··· Data to process ···

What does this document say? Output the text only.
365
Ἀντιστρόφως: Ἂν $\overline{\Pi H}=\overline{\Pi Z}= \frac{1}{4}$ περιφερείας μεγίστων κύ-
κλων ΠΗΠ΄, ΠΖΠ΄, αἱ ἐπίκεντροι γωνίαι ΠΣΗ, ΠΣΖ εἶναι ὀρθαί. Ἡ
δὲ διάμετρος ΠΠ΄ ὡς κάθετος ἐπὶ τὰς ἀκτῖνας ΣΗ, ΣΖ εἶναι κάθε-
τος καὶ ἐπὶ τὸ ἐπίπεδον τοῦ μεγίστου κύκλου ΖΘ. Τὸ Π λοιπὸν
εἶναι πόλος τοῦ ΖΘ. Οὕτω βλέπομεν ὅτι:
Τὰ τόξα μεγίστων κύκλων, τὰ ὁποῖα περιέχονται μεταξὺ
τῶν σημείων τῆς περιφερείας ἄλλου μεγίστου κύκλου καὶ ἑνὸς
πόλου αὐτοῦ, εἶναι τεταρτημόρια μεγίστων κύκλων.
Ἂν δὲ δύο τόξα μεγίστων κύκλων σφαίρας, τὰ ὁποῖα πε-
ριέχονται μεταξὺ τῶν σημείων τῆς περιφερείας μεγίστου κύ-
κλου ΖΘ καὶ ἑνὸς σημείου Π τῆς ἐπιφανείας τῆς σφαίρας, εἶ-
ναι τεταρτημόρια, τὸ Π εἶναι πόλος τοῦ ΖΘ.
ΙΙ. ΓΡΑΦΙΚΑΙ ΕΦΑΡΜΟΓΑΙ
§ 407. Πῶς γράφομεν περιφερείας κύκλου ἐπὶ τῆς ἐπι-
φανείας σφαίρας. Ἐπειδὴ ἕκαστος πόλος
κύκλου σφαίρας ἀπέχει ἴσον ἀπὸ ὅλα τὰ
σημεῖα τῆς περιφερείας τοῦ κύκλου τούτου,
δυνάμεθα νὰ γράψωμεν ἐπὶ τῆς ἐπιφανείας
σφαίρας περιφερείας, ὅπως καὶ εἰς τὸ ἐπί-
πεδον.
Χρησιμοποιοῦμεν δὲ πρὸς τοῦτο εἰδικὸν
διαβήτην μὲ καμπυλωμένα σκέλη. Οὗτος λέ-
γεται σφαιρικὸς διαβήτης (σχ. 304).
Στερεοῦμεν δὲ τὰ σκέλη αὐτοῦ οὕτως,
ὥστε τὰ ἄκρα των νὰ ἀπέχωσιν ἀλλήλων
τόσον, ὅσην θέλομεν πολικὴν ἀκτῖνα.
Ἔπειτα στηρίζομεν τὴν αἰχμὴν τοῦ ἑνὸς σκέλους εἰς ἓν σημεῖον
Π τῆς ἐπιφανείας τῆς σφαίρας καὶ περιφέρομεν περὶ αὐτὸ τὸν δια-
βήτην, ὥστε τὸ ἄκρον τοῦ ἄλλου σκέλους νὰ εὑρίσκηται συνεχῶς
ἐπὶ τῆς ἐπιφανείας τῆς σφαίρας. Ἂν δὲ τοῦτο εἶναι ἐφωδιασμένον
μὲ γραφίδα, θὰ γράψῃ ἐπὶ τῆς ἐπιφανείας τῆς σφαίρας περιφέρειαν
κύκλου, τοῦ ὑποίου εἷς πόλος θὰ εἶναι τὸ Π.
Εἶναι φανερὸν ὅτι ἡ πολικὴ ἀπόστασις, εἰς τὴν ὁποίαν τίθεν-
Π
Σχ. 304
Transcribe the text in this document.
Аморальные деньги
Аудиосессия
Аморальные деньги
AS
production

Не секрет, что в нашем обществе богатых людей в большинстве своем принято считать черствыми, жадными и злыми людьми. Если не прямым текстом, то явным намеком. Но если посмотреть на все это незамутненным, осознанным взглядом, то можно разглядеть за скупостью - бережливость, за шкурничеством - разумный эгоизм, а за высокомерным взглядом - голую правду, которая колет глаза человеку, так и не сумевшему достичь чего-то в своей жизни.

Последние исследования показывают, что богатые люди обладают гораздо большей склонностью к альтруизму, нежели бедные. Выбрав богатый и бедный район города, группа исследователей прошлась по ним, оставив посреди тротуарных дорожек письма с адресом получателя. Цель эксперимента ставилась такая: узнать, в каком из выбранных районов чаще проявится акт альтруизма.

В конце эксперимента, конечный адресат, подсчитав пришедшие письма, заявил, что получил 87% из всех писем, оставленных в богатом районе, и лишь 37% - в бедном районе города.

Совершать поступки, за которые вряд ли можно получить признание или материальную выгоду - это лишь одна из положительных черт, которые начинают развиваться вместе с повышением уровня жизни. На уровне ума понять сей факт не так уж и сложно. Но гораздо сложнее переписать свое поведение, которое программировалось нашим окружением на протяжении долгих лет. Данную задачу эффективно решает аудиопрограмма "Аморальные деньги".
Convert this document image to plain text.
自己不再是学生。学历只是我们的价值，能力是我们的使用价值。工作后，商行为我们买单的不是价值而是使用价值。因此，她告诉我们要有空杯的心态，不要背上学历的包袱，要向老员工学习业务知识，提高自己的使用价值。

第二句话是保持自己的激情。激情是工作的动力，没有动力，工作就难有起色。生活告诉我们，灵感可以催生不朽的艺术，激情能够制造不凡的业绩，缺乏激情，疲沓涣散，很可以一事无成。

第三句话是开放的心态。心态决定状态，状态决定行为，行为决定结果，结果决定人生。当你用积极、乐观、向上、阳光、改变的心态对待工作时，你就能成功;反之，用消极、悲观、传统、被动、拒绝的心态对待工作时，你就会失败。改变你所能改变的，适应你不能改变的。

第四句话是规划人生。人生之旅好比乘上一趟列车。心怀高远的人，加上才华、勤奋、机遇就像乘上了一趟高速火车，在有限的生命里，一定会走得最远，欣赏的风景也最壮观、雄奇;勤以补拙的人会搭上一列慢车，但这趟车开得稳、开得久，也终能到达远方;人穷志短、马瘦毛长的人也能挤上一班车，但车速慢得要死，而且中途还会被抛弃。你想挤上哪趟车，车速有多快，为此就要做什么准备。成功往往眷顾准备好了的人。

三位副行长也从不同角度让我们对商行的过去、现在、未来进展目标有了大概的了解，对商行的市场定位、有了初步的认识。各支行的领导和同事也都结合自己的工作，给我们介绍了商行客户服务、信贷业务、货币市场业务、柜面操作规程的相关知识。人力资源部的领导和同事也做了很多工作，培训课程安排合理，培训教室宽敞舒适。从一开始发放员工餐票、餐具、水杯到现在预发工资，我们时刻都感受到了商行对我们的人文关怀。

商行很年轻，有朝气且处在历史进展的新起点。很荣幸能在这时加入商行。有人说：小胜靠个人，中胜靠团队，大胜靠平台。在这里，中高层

···

> Directions for this task
Each line of the material should be duplicated exactly, please.

> Expected answer
What does this document say? Output the text only.
365
Ἀντιστρόφως: Ἂν $\overline{\Pi H}=\overline{\Pi Z}= \frac{1}{4}$ περιφερείας μεγίστων κύ-
κλων ΠΗΠ΄, ΠΖΠ΄, αἱ ἐπίκεντροι γωνίαι ΠΣΗ, ΠΣΖ εἶναι ὀρθαί. Ἡ
δὲ διάμετρος ΠΠ΄ ὡς κάθετος ἐπὶ τὰς ἀκτῖνας ΣΗ, ΣΖ εἶναι κάθε-
τος καὶ ἐπὶ τὸ ἐπίπεδον τοῦ μεγίστου κύκλου ΖΘ. Τὸ Π λοιπὸν
εἶναι πόλος τοῦ ΖΘ. Οὕτω βλέπομεν ὅτι:
Τὰ τόξα μεγίστων κύκλων, τὰ ὁποῖα περιέχονται μεταξὺ
τῶν σημείων τῆς περιφερείας ἄλλου μεγίστου κύκλου καὶ ἑνὸς
πόλου αὐτοῦ, εἶναι τεταρτημόρια μεγίστων κύκλων.
Ἂν δὲ δύο τόξα μεγίστων κύκλων σφαίρας, τὰ ὁποῖα πε-
ριέχονται μεταξὺ τῶν σημείων τῆς περιφερείας μεγίστου κύ-
κλου ΖΘ καὶ ἑνὸς σημείου Π τῆς ἐπιφανείας τῆς σφαίρας, εἶ-
ναι τεταρτημόρια, τὸ Π εἶναι πόλος τοῦ ΖΘ.
ΙΙ. ΓΡΑΦΙΚΑΙ ΕΦΑΡΜΟΓΑΙ
§ 407. Πῶς γράφομεν περιφερείας κύκλου ἐπὶ τῆς ἐπι-
φανείας σφαίρας. Ἐπειδὴ ἕκαστος πόλος
κύκλου σφαίρας ἀπέχει ἴσον ἀπὸ ὅλα τὰ
σημεῖα τῆς περιφερείας τοῦ κύκλου τούτου,
δυνάμεθα νὰ γράψωμεν ἐπὶ τῆς ἐπιφανείας
σφαίρας περιφερείας, ὅπως καὶ εἰς τὸ ἐπί-
πεδον.
Χρησιμοποιοῦμεν δὲ πρὸς τοῦτο εἰδικὸν
διαβήτην μὲ καμπυλωμένα σκέλη. Οὗτος λέ-
γεται σφαιρικὸς διαβήτης (σχ. 304).
Στερεοῦμεν δὲ τὰ σκέλη αὐτοῦ οὕτως,
ὥστε τὰ ἄκρα των νὰ ἀπέχωσιν ἀλλήλων
τόσον, ὅσην θέλομεν πολικὴν ἀκτῖνα.
Ἔπειτα στηρίζομεν τὴν αἰχμὴν τοῦ ἑνὸς σκέλους εἰς ἓν σημεῖον
Π τῆς ἐπιφανείας τῆς σφαίρας καὶ περιφέρομεν περὶ αὐτὸ τὸν δια-
βήτην, ὥστε τὸ ἄκρον τοῦ ἄλλου σκέλους νὰ εὑρίσκηται συνεχῶς
ἐπὶ τῆς ἐπιφανείας τῆς σφαίρας. Ἂν δὲ τοῦτο εἶναι ἐφωδιασμένον
μὲ γραφίδα, θὰ γράψῃ ἐπὶ τῆς ἐπιφανείας τῆς σφαίρας περιφέρειαν
κύκλου, τοῦ ὑποίου εἷς πόλος θὰ εἶναι τὸ Π.
Εἶναι φανερὸν ὅτι ἡ πολικὴ ἀπόστασις, εἰς τὴν ὁποίαν τίθεν-
Π
Σχ. 304
Transcribe the text in this document.
Аморальные деньги
Аудиосессия
Аморальные деньги
AS
production

Не секрет, что в нашем обществе богатых людей в большинстве своем принято считать черствыми, жадными и злыми людьми. Если не прямым текстом, то явным намеком. Но если посмотреть на все это незамутненным, осознанным взглядом, то можно разглядеть за скупостью - бережливость, за шкурничеством - разумный эгоизм, а за высокомерным взглядом - голую правду, которая колет глаза человеку, так и не сумевшему достичь чего-то в своей жизни.

Последние исследования показывают, что богатые люди обладают гораздо большей склонностью к альтруизму, нежели бедные. Выбрав богатый и бедный район города, группа исследователей прошлась по ним, оставив посреди тротуарных дорожек письма с адресом получателя. Цель эксперимента ставилась такая: узнать, в каком из выбранных районов чаще проявится акт альтруизма.

В конце эксперимента, конечный адресат, подсчитав пришедшие письма, заявил, что получил 87% из всех писем, оставленных в богатом районе, и лишь 37% - в бедном районе города.

Совершать поступки, за которые вряд ли можно получить признание или материальную выгоду - это лишь одна из положительных черт, которые начинают развиваться вместе с повышением уровня жизни. На уровне ума понять сей факт не так уж и сложно. Но гораздо сложнее переписать свое поведение, которое программировалось нашим окружением на протяжении долгих лет. Данную задачу эффективно решает аудиопрограмма "Аморальные деньги".
Convert this document image to plain text.
自己不再是学生。学历只是我们的价值，能力是我们的使用价值。工作后，商行为我们买单的不是价值而是使用价值。因此，她告诉我们要有空杯的心态，不要背上学历的包袱，要向老员工学习业务知识，提高自己的使用价值。

第二句话是保持自己的激情。激情是工作的动力，没有动力，工作就难有起色。生活告诉我们，灵感可以催生不朽的艺术，激情能够制造不凡的业绩，缺乏激情，疲沓涣散，很可以一事无成。

第三句话是开放的心态。心态决定状态，状态决定行为，行为决定结果，结果决定人生。当你用积极、乐观、向上、阳光、改变的心态对待工作时，你就能成功;反之，用消极、悲观、传统、被动、拒绝的心态对待工作时，你就会失败。改变你所能改变的，适应你不能改变的。

第四句话是规划人生。人生之旅好比乘上一趟列车。心怀高远的人，加上才华、勤奋、机遇就像乘上了一趟高速火车，在有限的生命里，一定会走得最远，欣赏的风景也最壮观、雄奇;勤以补拙的人会搭上一列慢车，但这趟车开得稳、开得久，也终能到达远方;人穷志短、马瘦毛长的人也能挤上一班车，但车速慢得要死，而且中途还会被抛弃。你想挤上哪趟车，车速有多快，为此就要做什么准备。成功往往眷顾准备好了的人。

三位副行长也从不同角度让我们对商行的过去、现在、未来进展目标有了大概的了解，对商行的市场定位、有了初步的认识。各支行的领导和同事也都结合自己的工作，给我们介绍了商行客户服务、信贷业务、货币市场业务、柜面操作规程的相关知识。人力资源部的领导和同事也做了很多工作，培训课程安排合理，培训教室宽敞舒适。从一开始发放员工餐票、餐具、水杯到现在预发工资，我们时刻都感受到了商行对我们的人文关怀。

商行很年轻，有朝气且处在历史进展的新起点。很荣幸能在这时加入商行。有人说：小胜靠个人，中胜靠团队，大胜靠平台。在这里，中高层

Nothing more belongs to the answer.